▶

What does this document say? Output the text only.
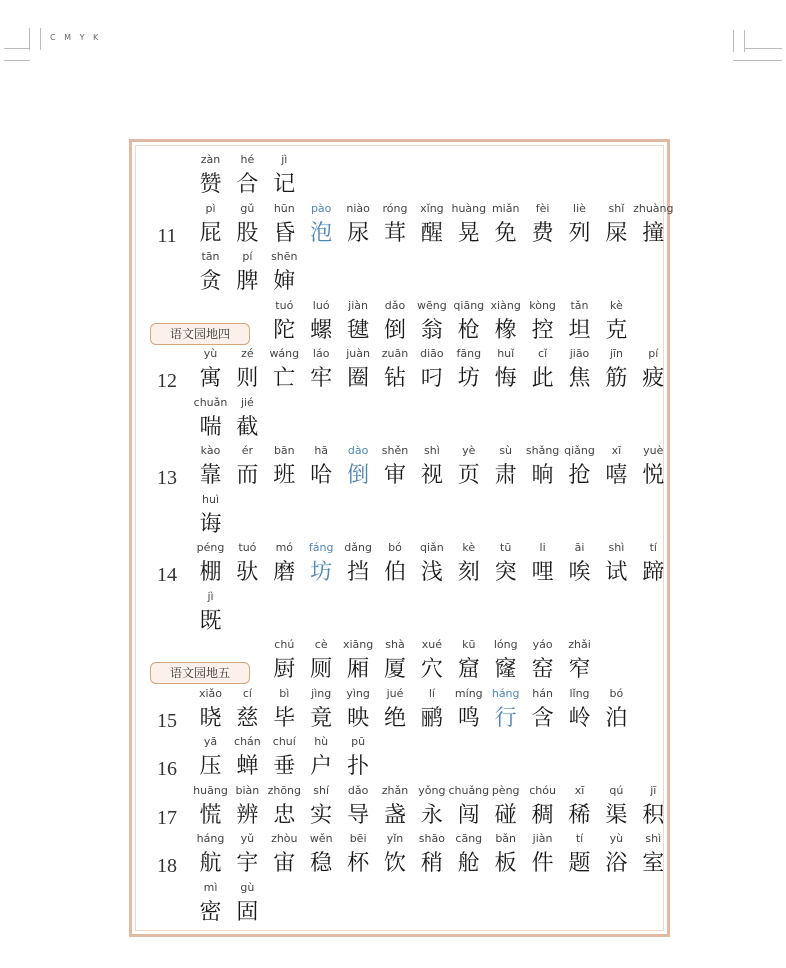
C M Y K
zàn
赞
hé
合
jì
记
11
pì
屁
gǔ
股
hūn
昏
pào
泡
niào
尿
róng
茸
xǐng
醒
huàng
晃
miǎn
免
fèi
费
liè
列
shǐ
屎
zhuàng
撞
tān
贪
pí
脾
shēn
婶
语文园地四
tuó
陀
luó
螺
jiàn
毽
dǎo
倒
wēng
翁
qiāng
枪
xiàng
橡
kòng
控
tǎn
坦
kè
克
12
yù
寓
zé
则
wáng
亡
láo
牢
juàn
圈
zuān
钻
diāo
叼
fāng
坊
huǐ
悔
cǐ
此
jiāo
焦
jīn
筋
pí
疲
chuǎn
喘
jié
截
13
kào
靠
ér
而
bān
班
hā
哈
dào
倒
shěn
审
shì
视
yè
页
sù
肃
shǎng
晌
qiǎng
抢
xī
嘻
yuè
悦
huì
诲
14
péng
棚
tuó
驮
mó
磨
fáng
坊
dǎng
挡
bó
伯
qiǎn
浅
kè
刻
tū
突
li
哩
āi
唉
shì
试
tí
蹄
jì
既
语文园地五
chú
厨
cè
厕
xiāng
厢
shà
厦
xué
穴
kū
窟
lóng
窿
yáo
窑
zhǎi
窄
15
xiǎo
晓
cí
慈
bì
毕
jìng
竟
yìng
映
jué
绝
lí
鹂
míng
鸣
háng
行
hán
含
lǐng
岭
bó
泊
16
yā
压
chán
蝉
chuí
垂
hù
户
pū
扑
17
huāng
慌
biàn
辨
zhōng
忠
shí
实
dǎo
导
zhǎn
盏
yǒng
永
chuǎng
闯
pèng
碰
chóu
稠
xī
稀
qú
渠
jī
积
18
háng
航
yǔ
宇
zhòu
宙
wěn
稳
bēi
杯
yǐn
饮
shāo
稍
cāng
舱
bǎn
板
jiàn
件
tí
题
yù
浴
shì
室
mì
密
gù
固
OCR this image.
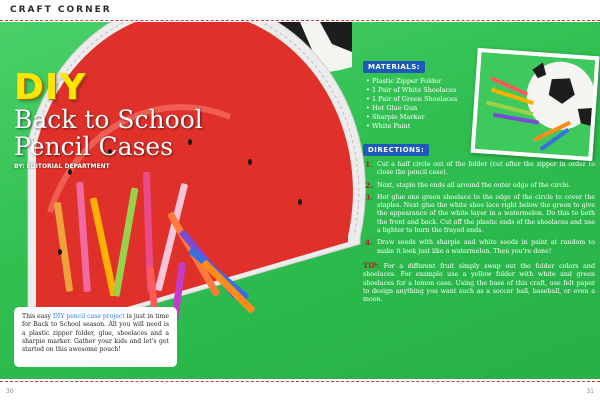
CRAFT CORNER
DIY
Back to School
Pencil Cases
BY: EDITORIAL DEPARTMENT
This easy DIY pencil case project is just in time for Back to School season. All you will need is a plastic zipper folder, glue, shoelaces and a sharpie marker. Gather your kids and let's get started on this awesome pouch!
MATERIALS:
• Plastic Zipper Folder
• 1 Pair of White Shoelaces
• 1 Pair of Green Shoelaces
• Hot Glue Gun
• Sharpie Marker
• White Paint
DIRECTIONS:
1. Cut a half circle out of the folder (cut after the zipper in order to close the pencil case).
2. Next, staple the ends all around the outer edge of the circle.
3. Hot glue one green shoelace to the edge of the circle to cover the staples. Next glue the white shoe lace right below the green to give the appearance of the white layer in a watermelon. Do this to both the front and back. Cut off the plastic ends of the shoelaces and use a lighter to burn the frayed ends.
4. Draw seeds with sharpie and white seeds in paint at random to make it look just like a watermelon. Then you're done!
TIP: For a different fruit simply swap out the folder colors and shoelaces. For example use a yellow folder with white and green shoelaces for a lemon case. Using the base of this craft, use felt paper to design anything you want such as a soccer ball, baseball, or even a moon.
30	31
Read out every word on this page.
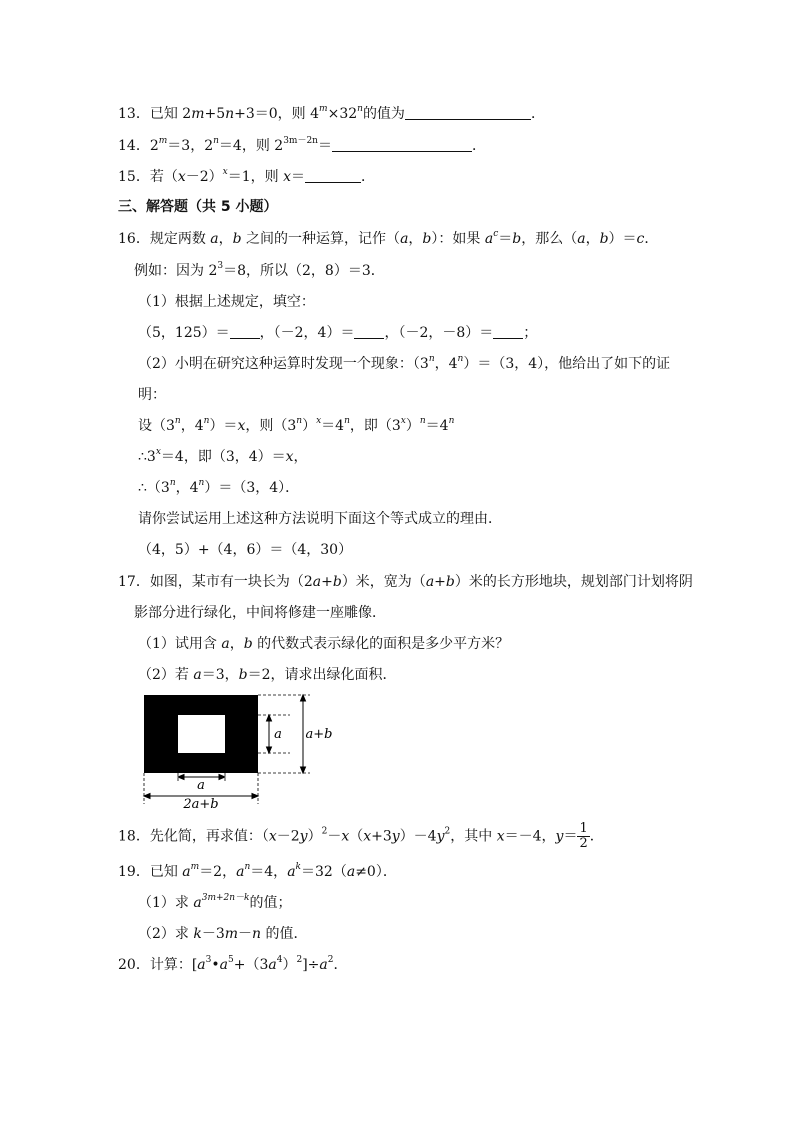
13．已知 2m+5n+3＝0，则 $4^m\times 32^n$的值为	．
14．$2^m=3$，$2^n=4$，则 $2^{3m-2n}=$	．
15．若$(x-2)^x=1$，则 x＝	．
三、解答题（共 5 小题）
16．规定两数 a，b 之间的一种运算，记作（a，b）：如果 $a^c=b$，那么（a，b）＝c．
例如：因为 $2^3=8$，所以（2，8）＝3．
（1）根据上述规定，填空：
（5，125）＝ ，（－2，4）＝ ，（－2，－8）＝ ；
（2）小明在研究这种运算时发现一个现象：（3$^n$，$4^n)=(3$，4），他给出了如下的证
明：
设（3$^n$，$4^n)=x$，则$(3^n)^x=4^n$，即$(3^x)^n=4^n$
$\therefore 3^x=4$，即（3，4）＝x，
∴（3$^n$，$4^n)=(3$，4）．
请你尝试运用上述这种方法说明下面这个等式成立的理由．
（4，5）+（4，6）＝（4，30）
17．如图，某市有一块长为（2a+b）米，宽为（a+b）米的长方形地块，规划部门计划将阴
影部分进行绿化，中间将修建一座雕像．
（1）试用含 a，b 的代数式表示绿化的面积是多少平方米？
（2）若 a＝3，b＝2，请求出绿化面积．
a a+b
a
2a+b
18．先化简，再求值：$(x-2y)^2-x(x+3y)-4y^2$，其中 x＝－4，$y= \frac{1}{2}$ ．
19．已知 $a^m=2$，$a^n=4$，$a^k=32(a\ne 0)$．
（1）求 $a^{3m+2n-k}$的值；
（2）求 k－3m－n 的值．
20．计算：$[a^3•a^5+(3a^4)^2]\div a^2$．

◀

# Challenge
Only the number is needed here: how many lines of the records contain "School"?

# Reply
2